## Exercise description
Only the lines from the line holding "OCR this image." through the final line of the entries below are to be returned, exactly as they stand.

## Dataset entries
┌──

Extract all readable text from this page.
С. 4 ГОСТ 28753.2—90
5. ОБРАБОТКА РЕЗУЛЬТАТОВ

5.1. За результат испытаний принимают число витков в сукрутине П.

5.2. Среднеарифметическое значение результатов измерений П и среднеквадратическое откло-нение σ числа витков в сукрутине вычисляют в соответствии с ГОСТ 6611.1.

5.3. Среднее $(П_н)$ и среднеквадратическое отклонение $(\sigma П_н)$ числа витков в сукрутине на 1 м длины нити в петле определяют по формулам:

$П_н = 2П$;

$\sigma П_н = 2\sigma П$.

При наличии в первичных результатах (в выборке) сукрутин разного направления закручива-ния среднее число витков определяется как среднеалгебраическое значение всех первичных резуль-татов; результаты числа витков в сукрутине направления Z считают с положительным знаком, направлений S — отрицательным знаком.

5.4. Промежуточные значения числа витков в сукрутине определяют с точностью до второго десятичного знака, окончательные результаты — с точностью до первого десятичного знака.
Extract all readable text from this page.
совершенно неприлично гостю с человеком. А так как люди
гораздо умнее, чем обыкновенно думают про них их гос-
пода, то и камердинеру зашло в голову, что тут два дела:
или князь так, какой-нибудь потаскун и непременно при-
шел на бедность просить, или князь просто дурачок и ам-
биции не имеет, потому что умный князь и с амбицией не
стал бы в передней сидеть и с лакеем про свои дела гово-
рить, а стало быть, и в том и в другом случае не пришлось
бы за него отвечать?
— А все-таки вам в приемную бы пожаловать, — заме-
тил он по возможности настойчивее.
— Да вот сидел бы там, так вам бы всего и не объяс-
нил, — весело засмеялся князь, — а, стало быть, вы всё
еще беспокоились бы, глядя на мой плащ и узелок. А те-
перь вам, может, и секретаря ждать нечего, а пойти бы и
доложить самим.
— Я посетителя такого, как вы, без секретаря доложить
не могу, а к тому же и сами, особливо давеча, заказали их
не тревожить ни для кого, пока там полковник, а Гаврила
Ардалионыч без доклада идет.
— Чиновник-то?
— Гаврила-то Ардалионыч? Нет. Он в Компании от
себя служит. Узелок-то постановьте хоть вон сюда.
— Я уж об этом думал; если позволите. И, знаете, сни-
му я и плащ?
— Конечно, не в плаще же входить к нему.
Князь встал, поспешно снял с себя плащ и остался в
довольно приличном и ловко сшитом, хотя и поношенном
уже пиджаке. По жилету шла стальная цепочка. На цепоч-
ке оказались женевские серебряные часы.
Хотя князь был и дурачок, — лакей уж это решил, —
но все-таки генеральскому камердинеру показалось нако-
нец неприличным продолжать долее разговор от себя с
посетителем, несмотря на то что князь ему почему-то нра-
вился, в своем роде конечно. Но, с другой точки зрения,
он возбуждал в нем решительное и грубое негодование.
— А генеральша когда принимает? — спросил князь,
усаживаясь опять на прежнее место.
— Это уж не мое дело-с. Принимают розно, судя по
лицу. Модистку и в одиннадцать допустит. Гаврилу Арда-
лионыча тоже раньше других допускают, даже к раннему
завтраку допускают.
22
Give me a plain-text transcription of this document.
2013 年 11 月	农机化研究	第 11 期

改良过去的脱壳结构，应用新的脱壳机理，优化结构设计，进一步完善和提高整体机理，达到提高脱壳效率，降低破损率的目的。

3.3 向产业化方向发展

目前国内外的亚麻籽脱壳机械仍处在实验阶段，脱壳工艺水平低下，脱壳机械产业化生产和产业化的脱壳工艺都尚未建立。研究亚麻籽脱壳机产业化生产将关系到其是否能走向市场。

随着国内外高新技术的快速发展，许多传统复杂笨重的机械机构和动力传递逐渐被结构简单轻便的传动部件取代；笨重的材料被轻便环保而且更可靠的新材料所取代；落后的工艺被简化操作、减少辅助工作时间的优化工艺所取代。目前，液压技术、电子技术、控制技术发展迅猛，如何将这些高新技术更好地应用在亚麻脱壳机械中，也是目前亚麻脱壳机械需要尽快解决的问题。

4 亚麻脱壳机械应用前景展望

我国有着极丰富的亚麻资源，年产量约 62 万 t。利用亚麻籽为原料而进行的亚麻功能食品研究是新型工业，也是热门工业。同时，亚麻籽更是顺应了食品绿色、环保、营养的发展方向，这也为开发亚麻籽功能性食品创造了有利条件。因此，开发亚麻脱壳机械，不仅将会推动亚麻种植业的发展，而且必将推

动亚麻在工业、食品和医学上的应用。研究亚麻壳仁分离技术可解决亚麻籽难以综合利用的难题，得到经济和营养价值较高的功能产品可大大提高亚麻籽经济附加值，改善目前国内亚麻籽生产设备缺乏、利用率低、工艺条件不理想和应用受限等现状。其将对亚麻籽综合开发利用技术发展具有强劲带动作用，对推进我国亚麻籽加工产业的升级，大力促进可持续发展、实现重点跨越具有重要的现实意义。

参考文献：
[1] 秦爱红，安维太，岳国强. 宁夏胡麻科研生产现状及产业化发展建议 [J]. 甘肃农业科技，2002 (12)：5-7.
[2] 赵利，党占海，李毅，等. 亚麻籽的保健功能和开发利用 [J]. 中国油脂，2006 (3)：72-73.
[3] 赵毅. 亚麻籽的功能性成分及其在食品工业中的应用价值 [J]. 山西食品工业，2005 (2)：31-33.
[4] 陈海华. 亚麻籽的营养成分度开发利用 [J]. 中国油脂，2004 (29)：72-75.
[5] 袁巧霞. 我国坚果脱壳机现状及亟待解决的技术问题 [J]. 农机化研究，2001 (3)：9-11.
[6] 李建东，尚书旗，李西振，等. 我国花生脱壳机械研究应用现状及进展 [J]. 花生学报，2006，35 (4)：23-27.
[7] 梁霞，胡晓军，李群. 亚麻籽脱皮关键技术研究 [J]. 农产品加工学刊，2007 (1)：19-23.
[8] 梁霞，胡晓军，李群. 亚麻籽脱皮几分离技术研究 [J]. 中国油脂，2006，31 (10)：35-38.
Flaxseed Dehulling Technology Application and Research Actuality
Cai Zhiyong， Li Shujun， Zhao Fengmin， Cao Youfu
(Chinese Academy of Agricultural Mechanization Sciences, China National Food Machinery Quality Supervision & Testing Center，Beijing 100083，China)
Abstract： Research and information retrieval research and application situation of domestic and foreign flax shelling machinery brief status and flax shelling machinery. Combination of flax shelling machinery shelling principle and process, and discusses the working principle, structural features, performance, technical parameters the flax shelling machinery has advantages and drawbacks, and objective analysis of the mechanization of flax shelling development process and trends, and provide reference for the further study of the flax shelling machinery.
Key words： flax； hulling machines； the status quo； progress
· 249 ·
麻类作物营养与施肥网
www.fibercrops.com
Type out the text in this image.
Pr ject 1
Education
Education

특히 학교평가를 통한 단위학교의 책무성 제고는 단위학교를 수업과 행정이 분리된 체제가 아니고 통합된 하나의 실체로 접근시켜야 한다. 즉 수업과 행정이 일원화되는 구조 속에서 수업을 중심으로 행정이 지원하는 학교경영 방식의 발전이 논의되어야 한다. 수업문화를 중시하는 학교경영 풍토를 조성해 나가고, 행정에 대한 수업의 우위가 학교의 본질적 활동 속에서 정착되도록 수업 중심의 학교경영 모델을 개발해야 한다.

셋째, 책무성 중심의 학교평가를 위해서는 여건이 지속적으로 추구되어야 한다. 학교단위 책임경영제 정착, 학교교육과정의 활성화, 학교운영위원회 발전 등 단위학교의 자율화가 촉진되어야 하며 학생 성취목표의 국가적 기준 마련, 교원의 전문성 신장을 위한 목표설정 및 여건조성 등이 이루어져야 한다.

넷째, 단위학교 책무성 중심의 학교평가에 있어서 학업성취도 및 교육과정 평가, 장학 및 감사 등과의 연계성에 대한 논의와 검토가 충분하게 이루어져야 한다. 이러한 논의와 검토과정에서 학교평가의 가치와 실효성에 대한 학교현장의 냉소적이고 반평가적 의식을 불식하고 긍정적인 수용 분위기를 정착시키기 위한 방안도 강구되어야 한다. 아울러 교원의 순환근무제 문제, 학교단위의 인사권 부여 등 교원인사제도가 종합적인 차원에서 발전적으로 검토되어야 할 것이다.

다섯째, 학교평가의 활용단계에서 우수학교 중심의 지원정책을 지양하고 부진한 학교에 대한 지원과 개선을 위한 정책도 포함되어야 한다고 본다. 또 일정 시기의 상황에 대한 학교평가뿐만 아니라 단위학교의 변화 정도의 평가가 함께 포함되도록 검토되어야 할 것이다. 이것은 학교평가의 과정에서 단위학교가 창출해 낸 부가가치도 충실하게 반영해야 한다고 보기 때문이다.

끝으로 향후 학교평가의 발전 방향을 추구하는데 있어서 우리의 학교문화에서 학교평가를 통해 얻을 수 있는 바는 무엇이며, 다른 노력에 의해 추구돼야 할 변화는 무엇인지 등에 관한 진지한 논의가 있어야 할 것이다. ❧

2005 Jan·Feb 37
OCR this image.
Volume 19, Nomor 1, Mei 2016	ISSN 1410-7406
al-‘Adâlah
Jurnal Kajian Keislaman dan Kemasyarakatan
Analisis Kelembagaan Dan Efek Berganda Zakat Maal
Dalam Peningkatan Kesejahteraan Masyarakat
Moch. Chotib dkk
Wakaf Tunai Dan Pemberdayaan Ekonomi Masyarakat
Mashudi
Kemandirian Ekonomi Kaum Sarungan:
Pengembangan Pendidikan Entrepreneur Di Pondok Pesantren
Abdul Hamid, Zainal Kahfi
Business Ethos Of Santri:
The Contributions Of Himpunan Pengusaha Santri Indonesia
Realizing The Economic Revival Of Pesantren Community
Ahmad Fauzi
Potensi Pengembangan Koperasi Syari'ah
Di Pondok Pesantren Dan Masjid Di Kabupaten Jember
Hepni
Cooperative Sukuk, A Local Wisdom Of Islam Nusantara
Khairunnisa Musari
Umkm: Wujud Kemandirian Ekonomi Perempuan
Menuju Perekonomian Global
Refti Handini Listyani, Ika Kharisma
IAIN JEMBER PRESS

└──

## Answer below
OCR this image.
Volume 19, Nomor 1, Mei 2016	ISSN 1410-7406
al-‘Adâlah
Jurnal Kajian Keislaman dan Kemasyarakatan
Analisis Kelembagaan Dan Efek Berganda Zakat Maal
Dalam Peningkatan Kesejahteraan Masyarakat
Moch. Chotib dkk
Wakaf Tunai Dan Pemberdayaan Ekonomi Masyarakat
Mashudi
Kemandirian Ekonomi Kaum Sarungan:
Pengembangan Pendidikan Entrepreneur Di Pondok Pesantren
Abdul Hamid, Zainal Kahfi
Business Ethos Of Santri:
The Contributions Of Himpunan Pengusaha Santri Indonesia
Realizing The Economic Revival Of Pesantren Community
Ahmad Fauzi
Potensi Pengembangan Koperasi Syari'ah
Di Pondok Pesantren Dan Masjid Di Kabupaten Jember
Hepni
Cooperative Sukuk, A Local Wisdom Of Islam Nusantara
Khairunnisa Musari
Umkm: Wujud Kemandirian Ekonomi Perempuan
Menuju Perekonomian Global
Refti Handini Listyani, Ika Kharisma
IAIN JEMBER PRESS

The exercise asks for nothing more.